→ The exercise
Transcribe the part of the securities litigation passage below from "The Private Securities" to "statement was false.", keeping every word and punctuation mark unchanged.
Begin Reading passage
The release of information to the investing public used to be fraught with peril, because legislation dating from the 1930s allowed investors to initiate class action lawsuits whenever a company’s stock price dropped, due to alleged malfeasance by the company. In the face of the potentially massive awards arising from these lawsuits, companies were inclined not to reveal any information beyond those items required by law. The situation changed when new, protective legislation was passed in 1995.
The Private Securities Litigation Reform Act (PSLRA) was that new law. The objective of the lawmakers who created the PSLRA was to reduce the routine filing of lawsuits against public companies whenever there was a significant change in their stock price.
The PSLRA requires that plaintiffs identify three items in their filed complaints, which are as follows:
- Each company statement alleged to have been misleading, the reasons why the statement is misleading, and all facts on which that belief is formed.
- Itemize the facts giving rise to a strong inference that the defendant knew the challenged statement was false at the time it was made, or was reckless in not recognizing that the statement was false.
- Prove that the defendant’s acts or omissions have caused the plaintiff’s loss.
These three requirements force plaintiffs to present a stronger up-front case, which defense attorneys have a better chance of arguing against in obtaining a dismissal of the case. Further, the PSLRA requires the court to dismiss the complaint if the first two requirements are not met.
The key protective aspect of the PSLRA is Section 102, “Safe Harbor for Forward-Looking Statements.” Section 102 provides companies with a safe harbor from liability for forward-looking statements to the extent that such statements are identified as forward-looking statements, and are accompanied by “meaningful cautionary statements identifying important factors that could cause actual results to differ materially from those in the forward-looking statement.” Further, if a company wishes to obtain protection for an oral statement under the provisions of the PSLRA, then it must include in the oral statement a “statement that additional information concerning factors that could cause actual results to differ materially from those in the forward-looking statement is contained in a readily available written document” (such as a document filed with the SEC), and that “the information contained in that written document is a cautionary document.” However, a company making such statements will still be liable if the plaintiff can prove that the written or oral statements were made with actual knowledge that the information being provided was false or misleading.
End Reading passage
Begin Extracted material
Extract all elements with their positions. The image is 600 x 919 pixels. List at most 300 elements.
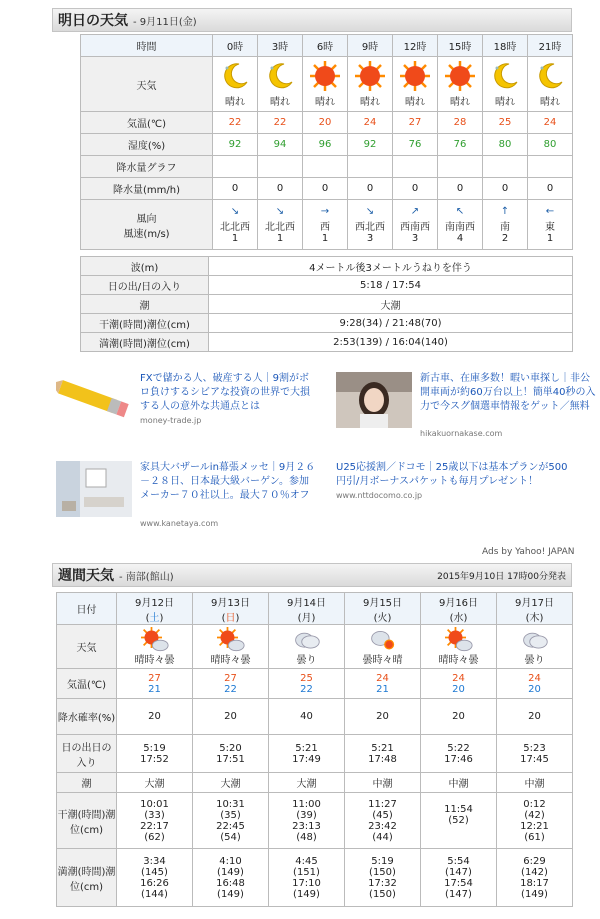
precip-prob: 20 (452, 711, 465, 722)
day-sun-cell (421, 735, 497, 773)
low-tide-time: 11:27 (368, 798, 397, 810)
marine-label: 満潮(時間)潮位(cm) (99, 338, 190, 350)
day-temp-cell (193, 669, 269, 699)
high-tide-cm: (147) (445, 866, 472, 878)
day-weather-cell (117, 625, 193, 669)
day-high-cell (269, 849, 345, 907)
marine-value-cell (209, 295, 573, 314)
precip-graph-cell (438, 156, 483, 178)
precip-value: 0 (456, 183, 464, 194)
low-tide-time: 23:42 (368, 820, 397, 832)
wind-speed: 2 (501, 232, 509, 244)
tide-name: 中潮 (524, 779, 545, 790)
precip-prob: 20 (148, 711, 161, 722)
day-date-cell: 9月13日 (日) (193, 593, 269, 625)
low-tide-cm: (44) (372, 831, 393, 843)
marine-value: 2:53(139) / 16:04(140) (333, 336, 448, 348)
tide-name: 大潮 (144, 779, 165, 790)
ad-text[interactable]: FXで儲かる人、破産する人｜9割がボロ負けするシビアな投資の世界で大損する人の意外な共通点とは (140, 373, 310, 412)
day-date: 9月13日 (210, 597, 251, 609)
hour-time: 9時 (361, 42, 379, 53)
high-tide-time: 3:34 (143, 855, 166, 867)
day-temp-cell (345, 669, 421, 699)
precip-graph-label: 降水量グラフ (81, 156, 213, 178)
tide-name: 中潮 (372, 779, 393, 790)
day-temp-cell (497, 669, 573, 699)
hour-time-cell (393, 35, 438, 57)
hour-temp-cell (438, 112, 483, 134)
day-low-cell (345, 793, 421, 849)
low-tide-cm: (42) (524, 809, 545, 821)
high-tide-time: 6:29 (523, 855, 546, 867)
sun-icon (354, 60, 386, 92)
high-tide-time: 17:54 (444, 877, 473, 889)
low-tide-time: 10:31 (216, 798, 245, 810)
ad-domain: www.nttdocomo.co.jp (336, 491, 423, 500)
wind-speed: 1 (276, 232, 284, 244)
high-tide-time: 18:17 (520, 877, 549, 889)
low-tide-cm: (35) (220, 809, 241, 821)
hour-weather-cell (483, 57, 528, 112)
day-precip-cell (117, 699, 193, 735)
wind-speed: 4 (456, 232, 464, 244)
hour-time: 3時 (271, 42, 289, 53)
hour-precip-cell (348, 178, 393, 200)
weekly-temp-label: 気温(℃) (57, 669, 117, 699)
low-tide-cm: (54) (220, 831, 241, 843)
sunset: 17:51 (216, 753, 245, 765)
temp-value: 24 (543, 117, 557, 128)
high-tide-cm: (142) (521, 866, 548, 878)
hour-humidity-cell (258, 134, 303, 156)
hour-precip-cell (393, 178, 438, 200)
temp-low: 20 (528, 683, 541, 695)
day-of-week: 土 (149, 612, 160, 624)
cloud-icon (293, 627, 321, 651)
hour-humidity-cell (303, 134, 348, 156)
day-weather-text: 曇時々晴 (362, 655, 403, 666)
wind-dir: 西 (320, 221, 330, 233)
day-sun-cell (497, 735, 573, 773)
wind-dir: 南南西 (445, 221, 475, 233)
day-date-cell: 9月14日 (月) (269, 593, 345, 625)
sunrise: 5:22 (447, 742, 470, 754)
sunset: 17:48 (368, 753, 397, 765)
weather-text: 晴れ (405, 97, 425, 108)
hour-weather-cell (303, 57, 348, 112)
precip-value: 0 (321, 183, 329, 194)
day-date-cell: 9月12日 (土) (117, 593, 193, 625)
date-label: 日付 (57, 593, 117, 625)
tide-label: 潮 (57, 773, 117, 793)
precip-label: 降水量(mm/h) (81, 178, 213, 200)
day-low-cell (117, 793, 193, 849)
hour-time: 15時 (448, 42, 472, 53)
sun-icon (399, 60, 431, 92)
hour-wind-cell (438, 200, 483, 250)
precip-graph-cell (258, 156, 303, 178)
precip-graph-cell (393, 156, 438, 178)
ad-item[interactable] (56, 372, 316, 432)
weather-label: 天気 (81, 57, 213, 112)
wind-arrow-icon: → (320, 205, 330, 217)
humidity-value: 80 (543, 139, 557, 150)
high-tide-cm: (147) (445, 888, 472, 900)
precip-prob: 40 (300, 711, 313, 722)
hour-precip-cell (258, 178, 303, 200)
temp-value: 27 (408, 117, 422, 128)
temp-high: 24 (376, 672, 389, 684)
marine-label-cell (81, 314, 209, 333)
hour-time-cell (438, 35, 483, 57)
precip-value: 0 (501, 183, 509, 194)
marine-row (81, 295, 573, 314)
precip-graph-cell (483, 156, 528, 178)
hour-wind-cell (348, 200, 393, 250)
weekly-precip-label: 降水確率(%) (57, 699, 117, 735)
wind-arrow-icon: ↑ (500, 205, 510, 217)
hour-time-cell (528, 35, 573, 57)
temp-low: 21 (148, 683, 161, 695)
temp-high: 24 (528, 672, 541, 684)
day-weather-text: 曇り (296, 655, 317, 666)
low-tide-label: 干潮(時間)潮位(cm) (57, 793, 117, 849)
day-precip-cell (497, 699, 573, 735)
humidity-value: 92 (228, 139, 242, 150)
ad-text[interactable]: U25応援割／ドコモ｜25歳以下は基本プランが500円引/月ボーナスパケットも毎月プレゼント！ (336, 462, 568, 487)
hour-time: 21時 (538, 42, 562, 53)
day-tide-cell (497, 773, 573, 793)
temp-label: 気温(℃) (81, 112, 213, 134)
day-date-cell: 9月17日 (木) (497, 593, 573, 625)
weather-text: 晴れ (315, 97, 335, 108)
day-low-cell (421, 793, 497, 849)
hour-humidity-cell (393, 134, 438, 156)
sunrise: 5:20 (219, 742, 242, 754)
hour-time-cell (258, 35, 303, 57)
sun-cloud-icon (141, 627, 169, 651)
day-date: 9月15日 (362, 597, 403, 609)
day-weather-text: 晴時々曇 (210, 655, 251, 666)
day-weather-cell (269, 625, 345, 669)
wind-arrow-icon: ↘ (275, 205, 285, 217)
day-weather-cell (421, 625, 497, 669)
high-tide-time: 17:32 (368, 877, 397, 889)
sun-cloud-icon (445, 627, 473, 651)
low-tide-cm: (52) (448, 815, 469, 826)
precip-value: 0 (276, 183, 284, 194)
high-tide-time: 4:45 (295, 855, 318, 867)
ad-domain: money-trade.jp (140, 416, 202, 425)
weekly-header (52, 563, 572, 587)
temp-low: 21 (376, 683, 389, 695)
marine-value-cell (209, 257, 573, 276)
day-sun-cell (269, 735, 345, 773)
sunrise: 5:21 (295, 742, 318, 754)
low-tide-time: 12:21 (520, 820, 549, 832)
weather-text: 晴れ (495, 97, 515, 108)
day-precip-cell (421, 699, 497, 735)
hour-time-cell (303, 35, 348, 57)
day-weather-cell (497, 625, 573, 669)
weather-text: 晴れ (360, 97, 380, 108)
marine-label: 潮 (139, 300, 150, 312)
marine-label-cell (81, 295, 209, 314)
day-precip-cell (193, 699, 269, 735)
hour-temp-cell (258, 112, 303, 134)
day-temp-cell (421, 669, 497, 699)
hour-time: 12時 (403, 42, 427, 53)
marine-label: 干潮(時間)潮位(cm) (99, 319, 190, 331)
high-tide-time: 16:26 (140, 877, 169, 889)
sun-cloud-icon (217, 627, 245, 651)
day-of-week: 水 (453, 612, 464, 624)
low-tide-cm: (61) (524, 831, 545, 843)
hour-humidity-cell (348, 134, 393, 156)
high-tide-cm: (150) (369, 888, 396, 900)
hour-precip-cell (213, 178, 258, 200)
marine-row (81, 314, 573, 333)
marine-label-cell (81, 257, 209, 276)
humidity-value: 94 (273, 139, 287, 150)
weather-text: 晴れ (540, 97, 560, 108)
hour-wind-cell (483, 200, 528, 250)
humidity-value: 76 (408, 139, 422, 150)
marine-label: 波(m) (130, 262, 159, 274)
day-precip-cell (269, 699, 345, 735)
high-tide-cm: (149) (217, 888, 244, 900)
low-tide-cm: (48) (296, 831, 317, 843)
high-tide-cm: (151) (293, 866, 320, 878)
cloud-sun-icon (369, 627, 397, 651)
moon-icon (264, 60, 296, 92)
marine-row (81, 257, 573, 276)
hour-precip-cell (303, 178, 348, 200)
wind-dir: 東 (545, 221, 555, 233)
temp-value: 22 (273, 117, 287, 128)
high-tide-time: 5:54 (447, 855, 470, 867)
hour-time-cell (483, 35, 528, 57)
weather-text: 晴れ (225, 97, 245, 108)
hour-temp-cell (528, 112, 573, 134)
day-date-cell: 9月15日 (火) (345, 593, 421, 625)
time-label: 時間 (81, 35, 213, 57)
day-weather-text: 晴時々曇 (438, 655, 479, 666)
day-of-week: 月 (301, 612, 312, 624)
hourly-forecast-table (80, 34, 573, 250)
marine-value: 9:28(34) / 21:48(70) (339, 317, 442, 329)
hour-humidity-cell (483, 134, 528, 156)
sunrise: 5:19 (143, 742, 166, 754)
temp-high: 24 (452, 672, 465, 684)
precip-graph-cell (348, 156, 393, 178)
hour-precip-cell (483, 178, 528, 200)
tide-name: 大潮 (296, 779, 317, 790)
day-tide-cell (345, 773, 421, 793)
temp-low: 22 (224, 683, 237, 695)
temp-value: 28 (453, 117, 467, 128)
day-high-cell (193, 849, 269, 907)
hour-humidity-cell (528, 134, 573, 156)
marine-label-cell (81, 276, 209, 295)
ad-text[interactable]: 家具大バザールin幕張メッセ｜9月２６－２８日、日本最大級バーゲン。参加メーカー７０社以上。最大７０％オフ (140, 462, 316, 501)
temp-high: 27 (148, 672, 161, 684)
hour-weather-cell (438, 57, 483, 112)
temp-low: 20 (452, 683, 465, 695)
day-sun-cell (117, 735, 193, 773)
marine-value: 4メートル後3メートルうねりを伴う (309, 262, 472, 274)
high-tide-cm: (149) (217, 866, 244, 878)
hour-precip-cell (528, 178, 573, 200)
hour-temp-cell (213, 112, 258, 134)
humidity-value: 92 (363, 139, 377, 150)
hour-humidity-cell (213, 134, 258, 156)
low-tide-cm: (33) (144, 809, 165, 821)
wind-speed: 1 (546, 232, 554, 244)
sunrise: 5:23 (523, 742, 546, 754)
ad-item[interactable] (336, 372, 596, 438)
temp-value: 24 (363, 117, 377, 128)
day-of-week: 火 (377, 612, 388, 624)
hour-time: 0時 (226, 42, 244, 53)
tide-name: 大潮 (220, 779, 241, 790)
high-tide-cm: (149) (293, 888, 320, 900)
ad-domain: hikakuornakase.com (420, 429, 503, 438)
day-date: 9月12日 (134, 597, 175, 609)
weather-text: 晴れ (450, 97, 470, 108)
low-tide-time: 11:54 (444, 804, 473, 815)
weekly-title: 週間天気 (58, 568, 114, 584)
hour-time: 18時 (493, 42, 517, 53)
day-low-cell (497, 793, 573, 849)
wind-dir: 北北西 (220, 221, 250, 233)
wind-speed: 1 (231, 232, 239, 244)
low-tide-time: 22:45 (216, 820, 245, 832)
wind-arrow-icon: ↘ (230, 205, 240, 217)
pencil-ad-image (56, 372, 132, 428)
hour-weather-cell (348, 57, 393, 112)
day-sun-cell (193, 735, 269, 773)
temp-low: 22 (300, 683, 313, 695)
temp-value: 22 (228, 117, 242, 128)
day-high-cell (117, 849, 193, 907)
day-sun-cell (345, 735, 421, 773)
weather-text: 晴れ (270, 97, 290, 108)
wind-arrow-icon: ↗ (410, 205, 420, 217)
cloud-icon (521, 627, 549, 651)
high-tide-cm: (149) (521, 888, 548, 900)
hour-time-cell (348, 35, 393, 57)
high-tide-cm: (144) (141, 888, 168, 900)
hour-weather-cell (258, 57, 303, 112)
day-tide-cell (117, 773, 193, 793)
marine-value-cell (209, 276, 573, 295)
day-date: 9月16日 (438, 597, 479, 609)
wind-speed: 3 (411, 232, 419, 244)
weekly-region: - 南部(館山) (119, 571, 174, 583)
high-tide-label: 満潮(時間)潮位(cm) (57, 849, 117, 907)
day-date: 9月17日 (514, 597, 555, 609)
issued-time: 2015年9月10日 17時00分発表 (437, 571, 566, 582)
tide-name: 中潮 (448, 779, 469, 790)
wind-dir: 南 (500, 221, 510, 233)
day-high-cell (497, 849, 573, 907)
hour-precip-cell (438, 178, 483, 200)
wind-arrow-icon: ↘ (365, 205, 375, 217)
low-tide-time: 10:01 (140, 798, 169, 810)
high-tide-cm: (145) (141, 866, 168, 878)
wind-arrow-icon: ← (545, 205, 555, 217)
precip-graph-cell (303, 156, 348, 178)
high-tide-cm: (150) (369, 866, 396, 878)
hour-wind-cell (393, 200, 438, 250)
weekly-forecast-table (56, 592, 573, 907)
wind-dir: 西北西 (355, 221, 385, 233)
temp-high: 27 (224, 672, 237, 684)
moon-icon (489, 60, 521, 92)
day-precip-cell (345, 699, 421, 735)
temp-high: 25 (300, 672, 313, 684)
hour-time: 6時 (316, 42, 334, 53)
wind-speed: 1 (321, 232, 329, 244)
temp-value: 20 (318, 117, 332, 128)
precip-prob: 20 (224, 711, 237, 722)
woman-ad-image (336, 372, 412, 428)
marine-label: 日の出/日の入り (107, 281, 182, 293)
wind-speed-label: 風速(m/s) (123, 228, 170, 240)
sunset: 17:49 (292, 753, 321, 765)
precip-prob: 20 (528, 711, 541, 722)
precip-value: 0 (411, 183, 419, 194)
ad-text[interactable]: 新古車、在庫多数！暇い車探し｜非公開車両が約60万台以上！簡単40秒の入力で今スグ個選車情報をゲット／無料 (420, 373, 596, 412)
humidity-value: 76 (453, 139, 467, 150)
high-tide-time: 17:10 (292, 877, 321, 889)
high-tide-time: 16:48 (216, 877, 245, 889)
tomorrow-date: - 9月11日(金) (133, 16, 197, 28)
humidity-value: 80 (498, 139, 512, 150)
humidity-value: 96 (318, 139, 332, 150)
day-of-week: 日 (225, 612, 236, 624)
ad-domain: www.kanetaya.com (140, 519, 219, 528)
hour-weather-cell (213, 57, 258, 112)
day-low-cell (193, 793, 269, 849)
marine-row (81, 333, 573, 352)
wind-dir: 西南西 (400, 221, 430, 233)
wind-dir-label: 風向 (136, 213, 157, 225)
low-tide-cm: (39) (296, 809, 317, 821)
sun-icon (444, 60, 476, 92)
sun-icon (309, 60, 341, 92)
sunset: 17:45 (520, 753, 549, 765)
ads-by-yahoo[interactable]: Ads by Yahoo! JAPAN (482, 547, 575, 557)
hour-humidity-cell (438, 134, 483, 156)
hour-weather-cell (393, 57, 438, 112)
day-weather-cell (193, 625, 269, 669)
hour-temp-cell (483, 112, 528, 134)
marine-value-cell (209, 333, 573, 352)
hour-wind-cell (258, 200, 303, 250)
marine-row (81, 276, 573, 295)
hour-temp-cell (348, 112, 393, 134)
hour-weather-cell (528, 57, 573, 112)
day-date-cell: 9月16日 (水) (421, 593, 497, 625)
day-high-cell (345, 849, 421, 907)
ad-item[interactable] (252, 461, 572, 531)
wind-dir: 北北西 (265, 221, 295, 233)
precip-graph-cell (528, 156, 573, 178)
humidity-label: 湿度(%) (81, 134, 213, 156)
sunset: 17:52 (140, 753, 169, 765)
End Extracted material
→ Solution for this problem
The Private Securities Litigation Reform Act (PSLRA) was that new law. The objective of the lawmakers who created the PSLRA was to reduce the routine filing of lawsuits against public companies whenever there was a significant change in their stock price.
The PSLRA requires that plaintiffs identify three items in their filed complaints, which are as follows:
- Each company statement alleged to have been misleading, the reasons why the statement is misleading, and all facts on which that belief is formed.
- Itemize the facts giving rise to a strong inference that the defendant knew the challenged statement was false at the time it was made, or was reckless in not recognizing that the statement was false.